— start Data for processing —
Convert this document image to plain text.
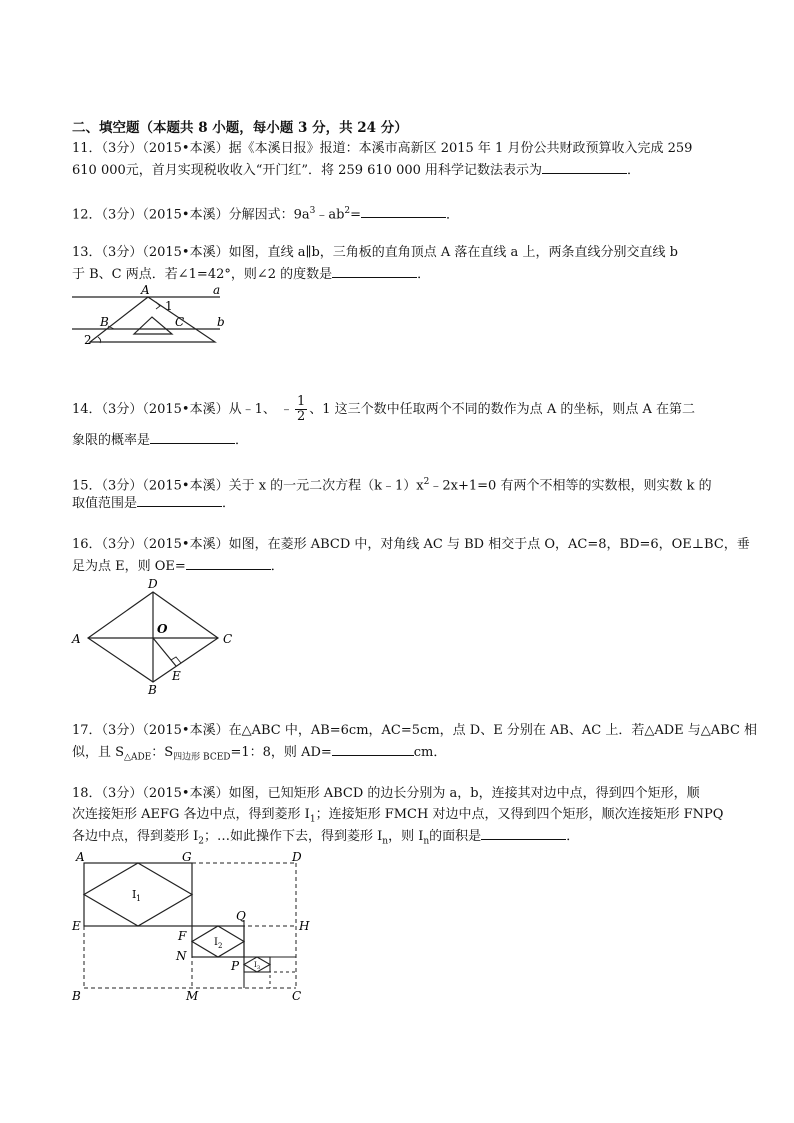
二、填空题（本题共 8 小题，每小题 3 分，共 24 分）
11．（3分）（2015•本溪）据《本溪日报》报道：本溪市高新区 2015 年 1 月份公共财政预算收入完成 259
610 000元，首月实现税收收入“开门红”．将 259 610 000 用科学记数法表示为	．
12．（3分）（2015•本溪）分解因式：$9a^3﹣ab^2=$	．
13．（3分）（2015•本溪）如图，直线 a∥b，三角板的直角顶点 A 落在直线 a 上，两条直线分别交直线 b
于 B、C 两点．若∠1=42°，则∠2 的度数是	．
A
1
a
B	C	b
2
14．（3分）（2015•本溪）从﹣1、 ﹣ $\frac{1}{2}$ 、1 这三个数中任取两个不同的数作为点 A 的坐标，则点 A 在第二
象限的概率是	．
15．（3分）（2015•本溪）关于 x 的一元二次方程$(k﹣1)x^2﹣2x+1=0$ 有两个不相等的实数根，则实数 k 的
取值范围是	．
16．（3分）（2015•本溪）如图，在菱形 ABCD 中，对角线 AC 与 BD 相交于点 O，AC=8，BD=6，OE⊥BC，垂
足为点 E，则 OE=	．
A
D
C
B
O
E
17．（3分）（2015•本溪）在△ABC 中，AB=6cm，AC=5cm，点 D、E 分别在 AB、AC 上．若△ADE 与△ABC 相
似，且 $S_{\triangle ADE}$：$S_{四边形 BCED}=1$：8，则 AD=	cm．
18．（3分）（2015•本溪）如图，已知矩形 ABCD 的边长分别为 a，b，连接其对边中点，得到四个矩形，顺
次连接矩形 AEFG 各边中点，得到菱形 $I_1$；连接矩形 FMCH 对边中点，又得到四个矩形，顺次连接矩形 FNPQ
各边中点，得到菱形 $I_2$；…如此操作下去，得到菱形 $I_n$，则 $I_n$的面积是	．
A	G	D
E	H
F
Q
N
P
B	M	C
I 1
I 2
I 3
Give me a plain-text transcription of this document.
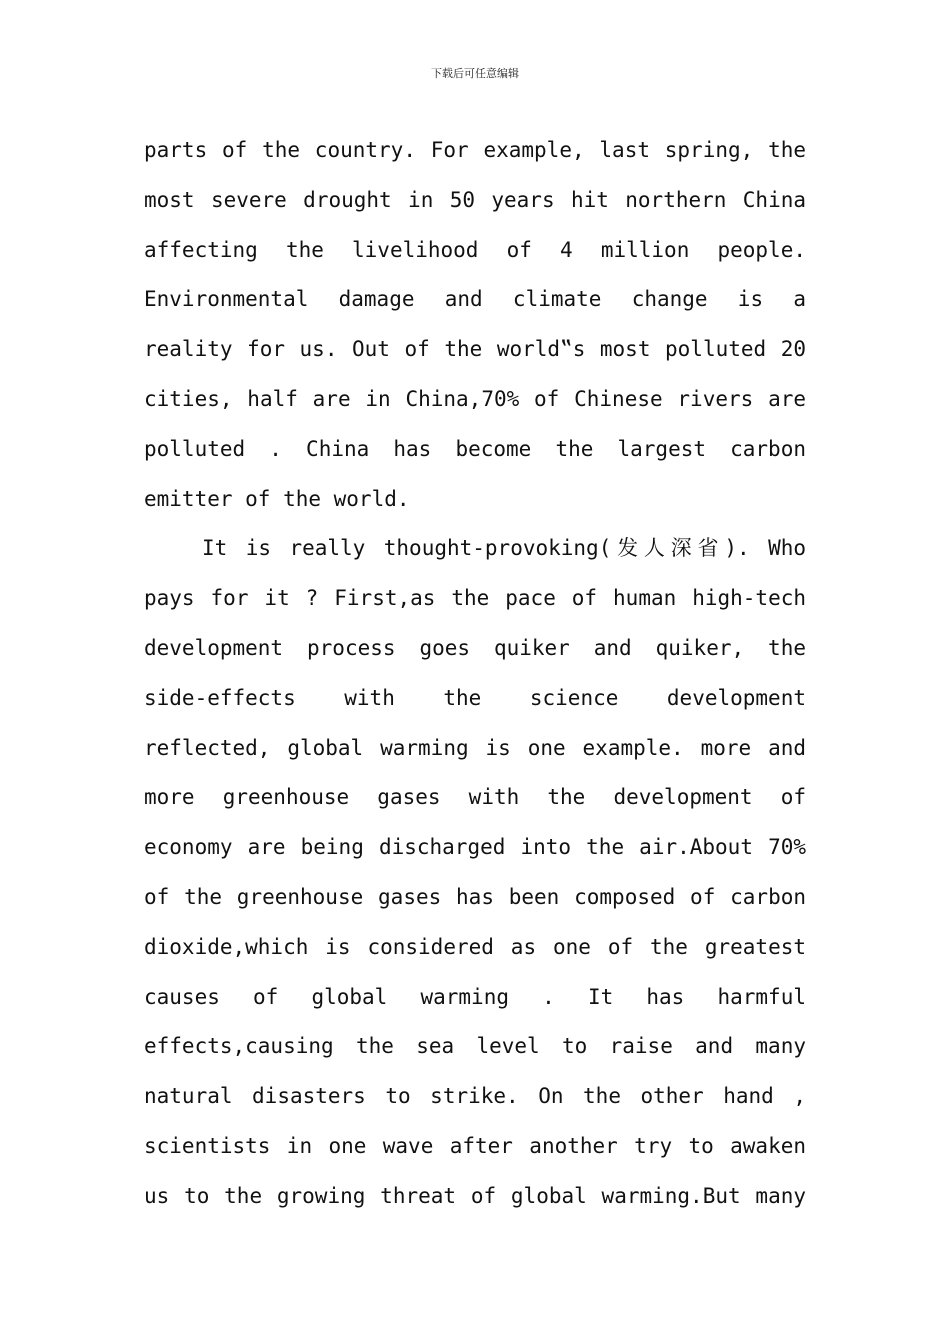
下载后可任意编辑
parts of the country. For example, last spring, the
most severe drought in 50 years hit northern China
affecting the livelihood of 4 million people.
Environmental damage and climate change is a
reality for us. Out of the world‟s most polluted 20
cities, half are in China,70% of Chinese rivers are
polluted . China has become the largest carbon
emitter of the world.
It is really thought-provoking(发人深省). Who
pays for it ? First,as the pace of human high-tech
development process goes quiker and quiker, the
side-effects with the science development
reflected, global warming is one example. more and
more greenhouse gases with the development of
economy are being discharged into the air.About 70%
of the greenhouse gases has been composed of carbon
dioxide,which is considered as one of the greatest
causes of global warming . It has harmful
effects,causing the sea level to raise and many
natural disasters to strike. On the other hand ,
scientists in one wave after another try to awaken
us to the growing threat of global warming.But many
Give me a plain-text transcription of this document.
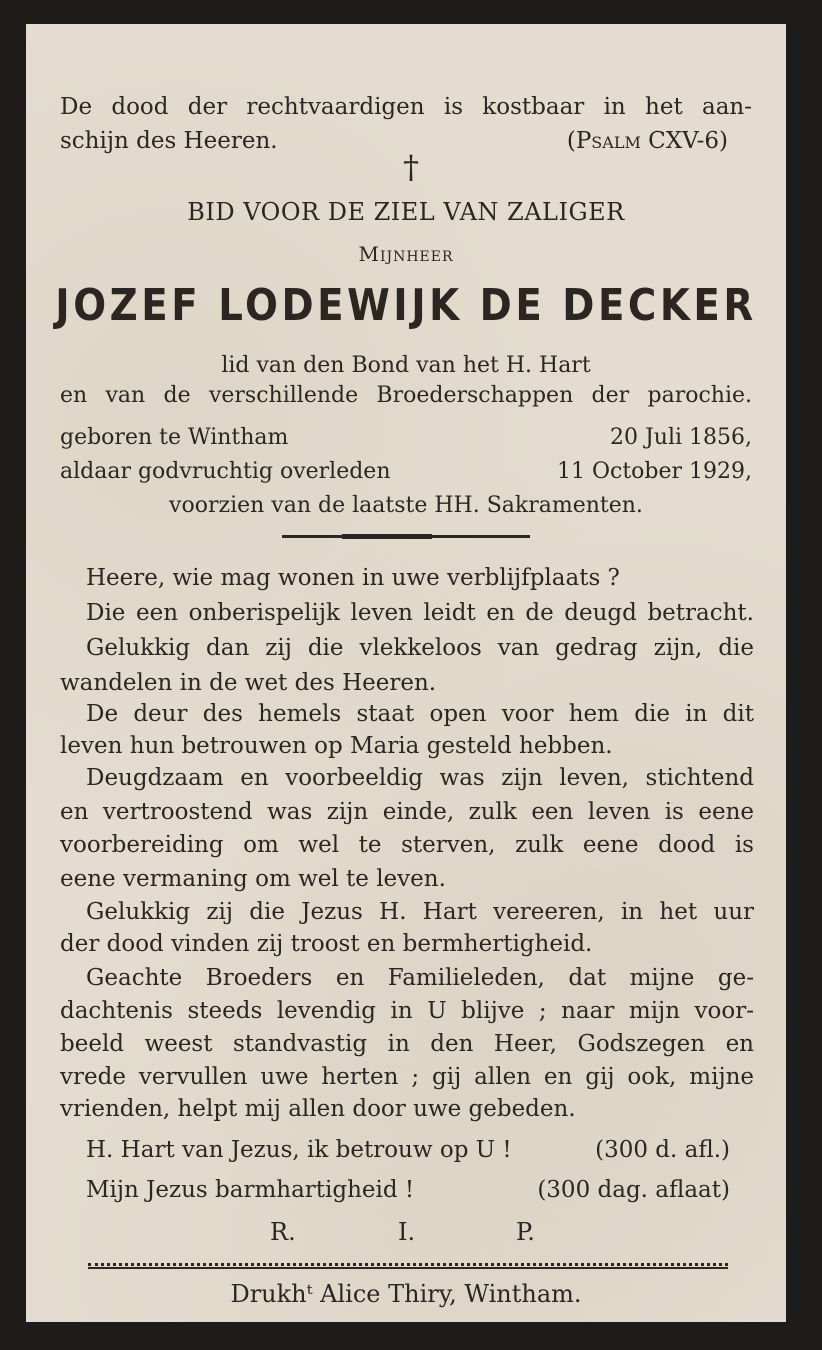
De dood der rechtvaardigen is kostbaar in het aan-
schijn des Heeren.	(Psalm CXV-6)
†
BID VOOR DE ZIEL VAN ZALIGER
Mijnheer
JOZEF LODEWIJK DE DECKER
lid van den Bond van het H. Hart
en van de verschillende Broederschappen der parochie.
geboren te Wintham	20 Juli 1856,
aldaar godvruchtig overleden	11 October 1929,
voorzien van de laatste HH. Sakramenten.
Heere, wie mag wonen in uwe verblijfplaats ?
Die een onberispelijk leven leidt en de deugd betracht.
Gelukkig dan zij die vlekkeloos van gedrag zijn, die
wandelen in de wet des Heeren.
De deur des hemels staat open voor hem die in dit
leven hun betrouwen op Maria gesteld hebben.
Deugdzaam en voorbeeldig was zijn leven, stichtend
en vertroostend was zijn einde, zulk een leven is eene
voorbereiding om wel te sterven, zulk eene dood is
eene vermaning om wel te leven.
Gelukkig zij die Jezus H. Hart vereeren, in het uur
der dood vinden zij troost en bermhertigheid.
Geachte Broeders en Familieleden, dat mijne ge-
dachtenis steeds levendig in U blijve ; naar mijn voor-
beeld weest standvastig in den Heer, Godszegen en
vrede vervullen uwe herten ; gij allen en gij ook, mijne
vrienden, helpt mij allen door uwe gebeden.
H. Hart van Jezus, ik betrouw op U !	(300 d. afl.)
Mijn Jezus barmhartigheid !	(300 dag. aflaat)
R.	I.	P.
Drukhᵗ Alice Thiry, Wintham.
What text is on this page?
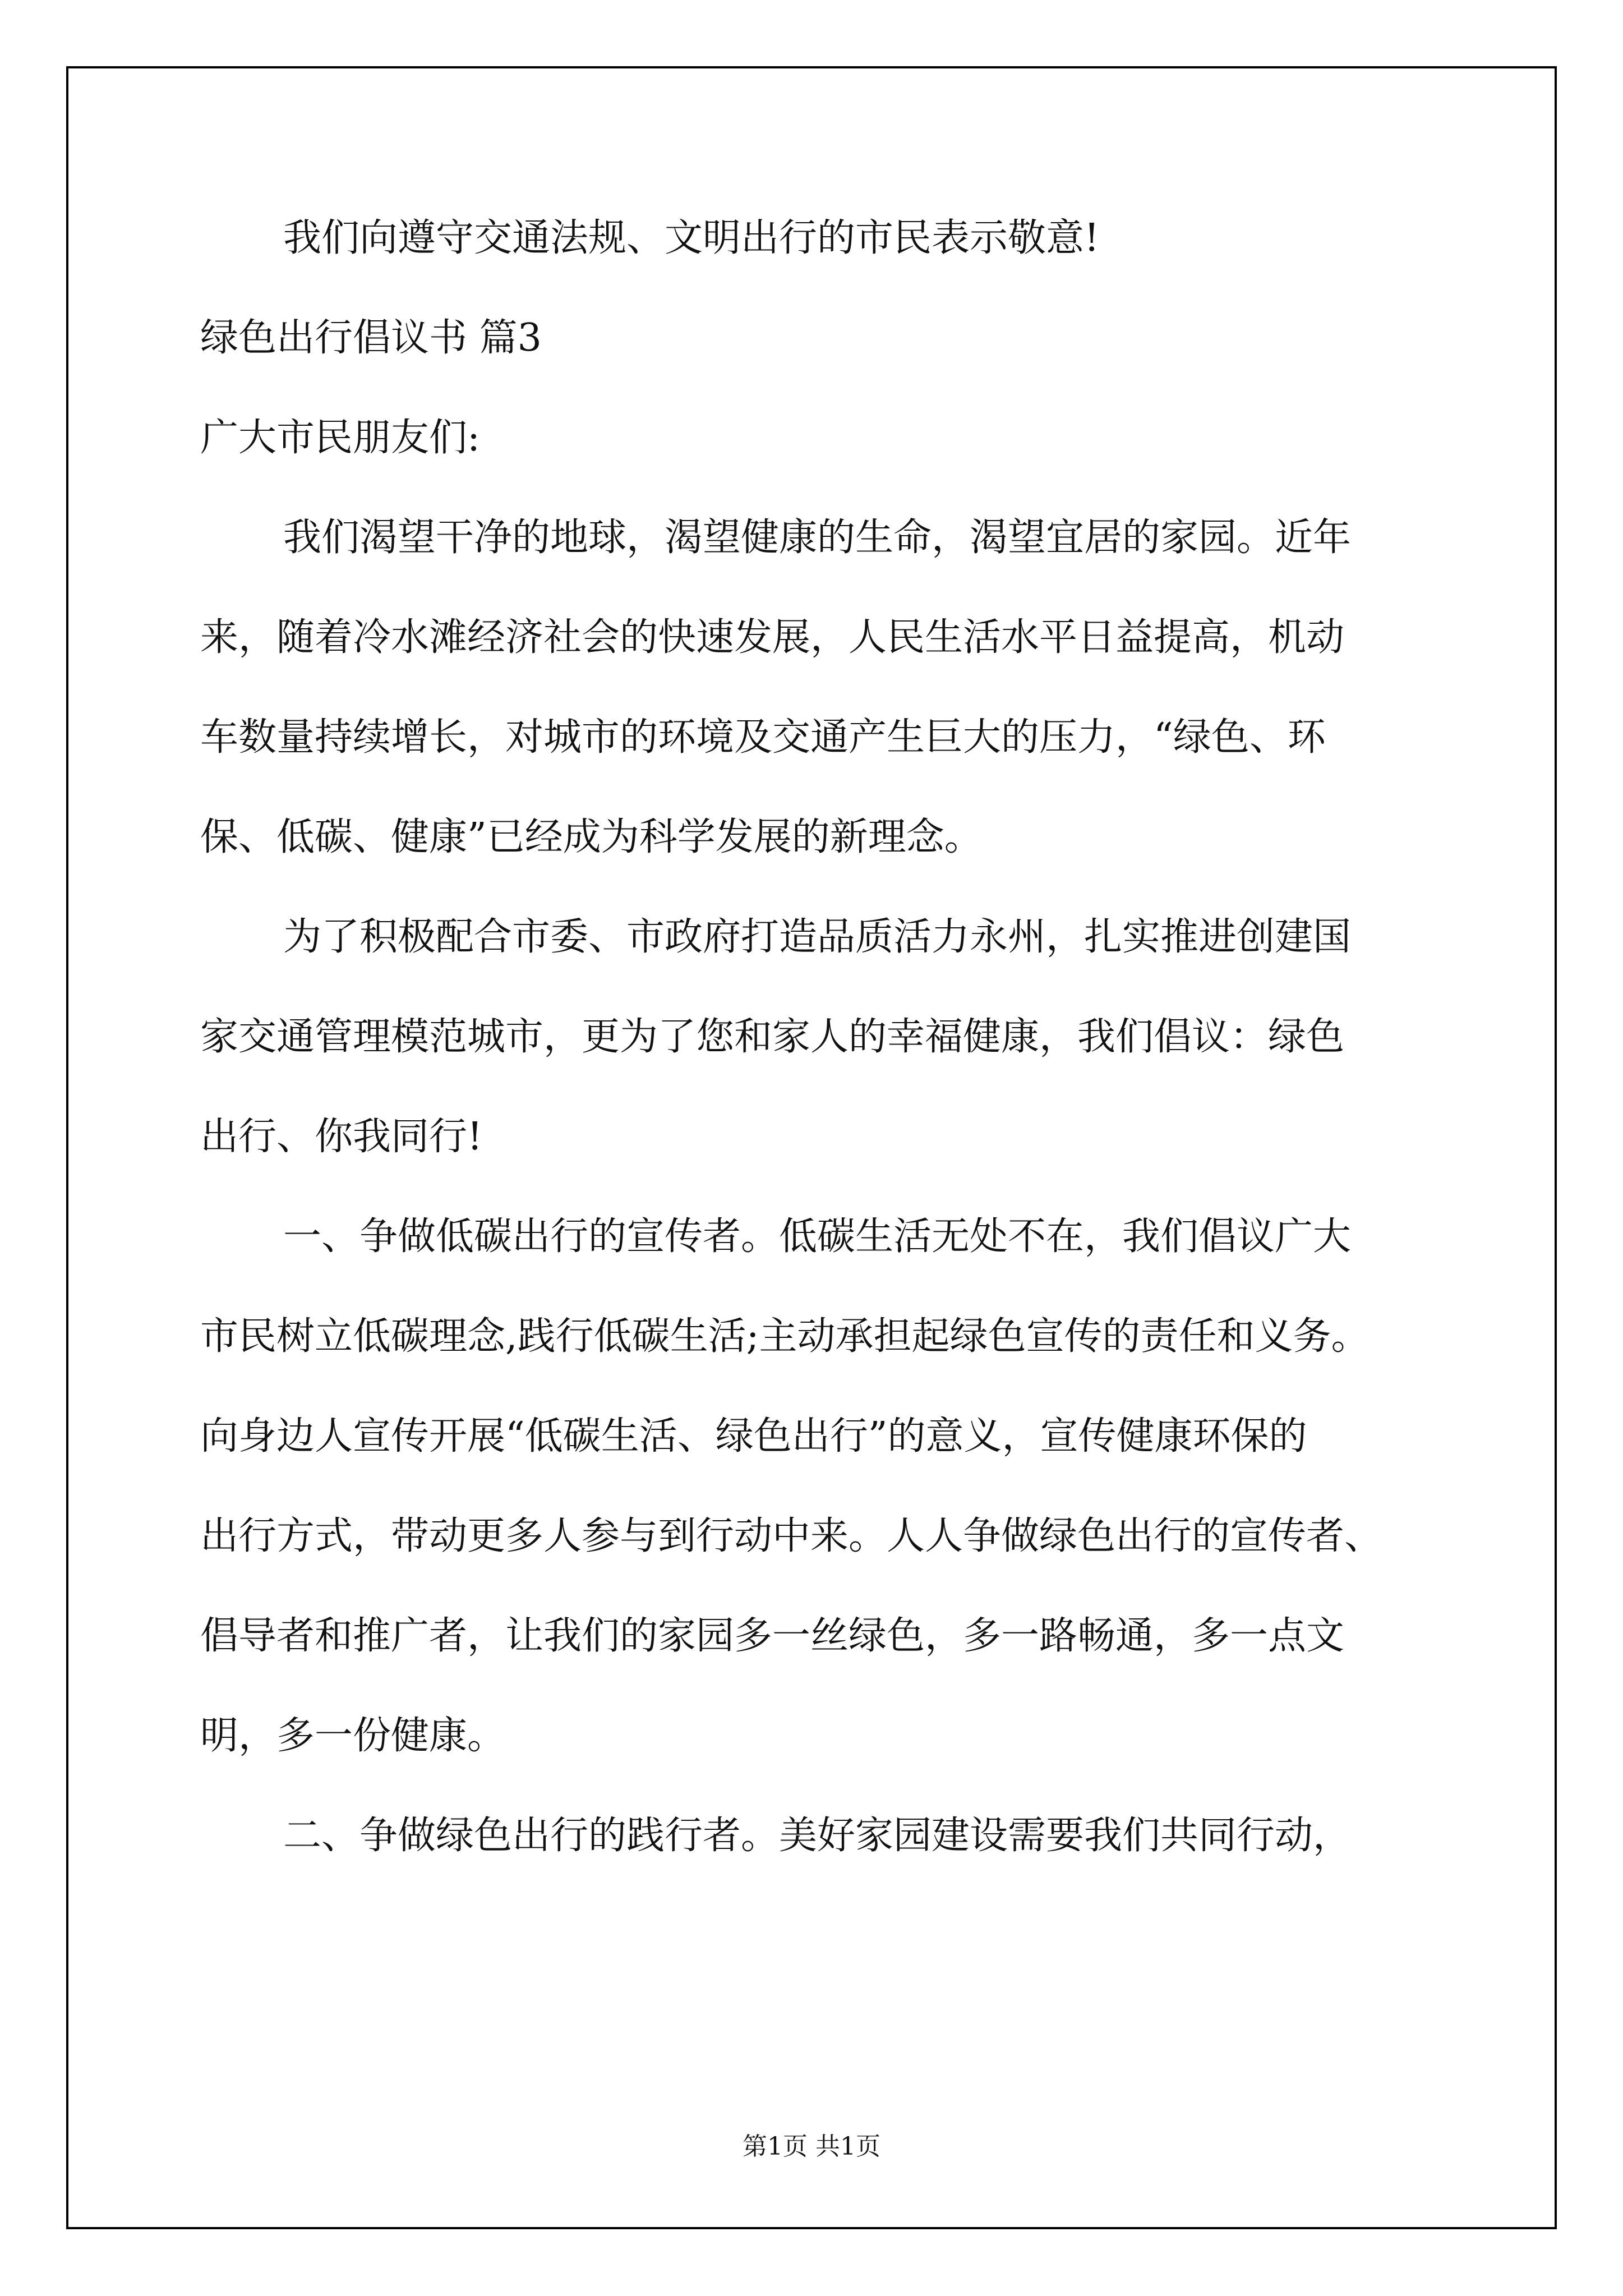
我们向遵守交通法规、文明出行的市民表示敬意!
绿色出行倡议书 篇3
广大市民朋友们:
我们渴望干净的地球，渴望健康的生命，渴望宜居的家园。近年
来，随着冷水滩经济社会的快速发展，人民生活水平日益提高，机动
车数量持续增长，对城市的环境及交通产生巨大的压力，“绿色、环
保、低碳、健康”已经成为科学发展的新理念。
为了积极配合市委、市政府打造品质活力永州，扎实推进创建国
家交通管理模范城市，更为了您和家人的幸福健康，我们倡议：绿色
出行、你我同行!
一、争做低碳出行的宣传者。低碳生活无处不在，我们倡议广大
市民树立低碳理念,践行低碳生活;主动承担起绿色宣传的责任和义务。
向身边人宣传开展“低碳生活、绿色出行”的意义，宣传健康环保的
出行方式，带动更多人参与到行动中来。人人争做绿色出行的宣传者、
倡导者和推广者，让我们的家园多一丝绿色，多一路畅通，多一点文
明，多一份健康。
二、争做绿色出行的践行者。美好家园建设需要我们共同行动，
第1页 共1页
— end Data for processing —
Problem to solve: Reproduce each line from the records that contains the word "more".

Task response:
reflected, global warming is one example. more and
more greenhouse gases with the development of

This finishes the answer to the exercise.